-- start of Items --

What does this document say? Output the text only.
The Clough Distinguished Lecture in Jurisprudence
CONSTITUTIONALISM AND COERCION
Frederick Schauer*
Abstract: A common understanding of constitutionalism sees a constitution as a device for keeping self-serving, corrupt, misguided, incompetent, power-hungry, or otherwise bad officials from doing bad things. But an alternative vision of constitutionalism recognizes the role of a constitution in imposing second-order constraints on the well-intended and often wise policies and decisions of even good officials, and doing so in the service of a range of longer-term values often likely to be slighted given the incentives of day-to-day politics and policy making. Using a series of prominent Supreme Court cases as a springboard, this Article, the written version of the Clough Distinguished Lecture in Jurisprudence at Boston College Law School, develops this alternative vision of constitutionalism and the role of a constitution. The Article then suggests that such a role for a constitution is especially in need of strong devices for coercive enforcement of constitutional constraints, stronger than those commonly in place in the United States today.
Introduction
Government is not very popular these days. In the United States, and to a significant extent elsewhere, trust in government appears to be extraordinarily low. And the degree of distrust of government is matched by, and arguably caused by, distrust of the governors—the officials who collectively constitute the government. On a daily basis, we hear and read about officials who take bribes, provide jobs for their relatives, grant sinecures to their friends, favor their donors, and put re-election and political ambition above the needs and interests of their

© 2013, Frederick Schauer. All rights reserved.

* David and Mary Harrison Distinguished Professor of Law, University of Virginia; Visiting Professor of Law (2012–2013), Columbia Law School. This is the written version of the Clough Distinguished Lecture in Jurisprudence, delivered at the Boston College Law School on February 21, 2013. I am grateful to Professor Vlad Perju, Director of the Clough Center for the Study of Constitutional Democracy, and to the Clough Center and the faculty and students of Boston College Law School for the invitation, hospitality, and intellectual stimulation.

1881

-- end of Items --

» Requirement: Copy out each record from above, exactly.

» Output of the task:
What does this document say? Output the text only.
The Clough Distinguished Lecture in Jurisprudence
CONSTITUTIONALISM AND COERCION
Frederick Schauer*
Abstract: A common understanding of constitutionalism sees a constitution as a device for keeping self-serving, corrupt, misguided, incompetent, power-hungry, or otherwise bad officials from doing bad things. But an alternative vision of constitutionalism recognizes the role of a constitution in imposing second-order constraints on the well-intended and often wise policies and decisions of even good officials, and doing so in the service of a range of longer-term values often likely to be slighted given the incentives of day-to-day politics and policy making. Using a series of prominent Supreme Court cases as a springboard, this Article, the written version of the Clough Distinguished Lecture in Jurisprudence at Boston College Law School, develops this alternative vision of constitutionalism and the role of a constitution. The Article then suggests that such a role for a constitution is especially in need of strong devices for coercive enforcement of constitutional constraints, stronger than those commonly in place in the United States today.
Introduction
Government is not very popular these days. In the United States, and to a significant extent elsewhere, trust in government appears to be extraordinarily low. And the degree of distrust of government is matched by, and arguably caused by, distrust of the governors—the officials who collectively constitute the government. On a daily basis, we hear and read about officials who take bribes, provide jobs for their relatives, grant sinecures to their friends, favor their donors, and put re-election and political ambition above the needs and interests of their

© 2013, Frederick Schauer. All rights reserved.

* David and Mary Harrison Distinguished Professor of Law, University of Virginia; Visiting Professor of Law (2012–2013), Columbia Law School. This is the written version of the Clough Distinguished Lecture in Jurisprudence, delivered at the Boston College Law School on February 21, 2013. I am grateful to Professor Vlad Perju, Director of the Clough Center for the Study of Constitutional Democracy, and to the Clough Center and the faculty and students of Boston College Law School for the invitation, hospitality, and intellectual stimulation.

1881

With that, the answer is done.